Problem statement. Write out each line in which the string "освещения" is present.

Rows from a dataset

_ _ _ _ _ _ _

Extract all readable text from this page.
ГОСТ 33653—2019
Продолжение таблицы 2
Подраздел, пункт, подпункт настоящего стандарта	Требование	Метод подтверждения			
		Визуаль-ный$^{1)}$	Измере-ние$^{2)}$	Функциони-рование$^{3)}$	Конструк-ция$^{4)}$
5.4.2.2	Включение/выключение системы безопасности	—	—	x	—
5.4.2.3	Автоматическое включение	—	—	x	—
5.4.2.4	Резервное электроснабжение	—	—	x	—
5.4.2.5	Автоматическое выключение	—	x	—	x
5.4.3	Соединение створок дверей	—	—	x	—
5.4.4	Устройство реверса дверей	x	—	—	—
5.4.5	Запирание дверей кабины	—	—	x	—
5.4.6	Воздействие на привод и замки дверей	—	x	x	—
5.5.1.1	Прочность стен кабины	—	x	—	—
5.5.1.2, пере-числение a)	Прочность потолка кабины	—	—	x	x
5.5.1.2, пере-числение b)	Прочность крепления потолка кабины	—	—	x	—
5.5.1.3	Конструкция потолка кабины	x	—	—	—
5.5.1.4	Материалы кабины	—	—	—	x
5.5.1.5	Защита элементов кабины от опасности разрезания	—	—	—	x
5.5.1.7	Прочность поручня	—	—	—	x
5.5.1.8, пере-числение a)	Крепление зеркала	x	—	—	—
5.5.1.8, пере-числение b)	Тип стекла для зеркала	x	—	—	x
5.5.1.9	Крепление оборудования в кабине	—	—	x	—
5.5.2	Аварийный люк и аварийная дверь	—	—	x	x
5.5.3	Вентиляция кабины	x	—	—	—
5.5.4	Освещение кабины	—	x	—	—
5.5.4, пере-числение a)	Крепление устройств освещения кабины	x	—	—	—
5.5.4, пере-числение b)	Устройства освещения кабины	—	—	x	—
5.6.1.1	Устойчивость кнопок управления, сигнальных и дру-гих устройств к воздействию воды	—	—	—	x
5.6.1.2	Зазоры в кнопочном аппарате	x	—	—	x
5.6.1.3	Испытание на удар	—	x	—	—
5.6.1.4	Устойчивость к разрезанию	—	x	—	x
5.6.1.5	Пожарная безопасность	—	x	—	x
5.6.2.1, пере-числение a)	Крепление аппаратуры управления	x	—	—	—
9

_ _ _ _ _ _ _

Exercise answer.
5.5.4, пере-числение a)	Крепление устройств освещения кабины	x	—	—	—
5.5.4, пере-числение b)	Устройства освещения кабины	—	—	x	—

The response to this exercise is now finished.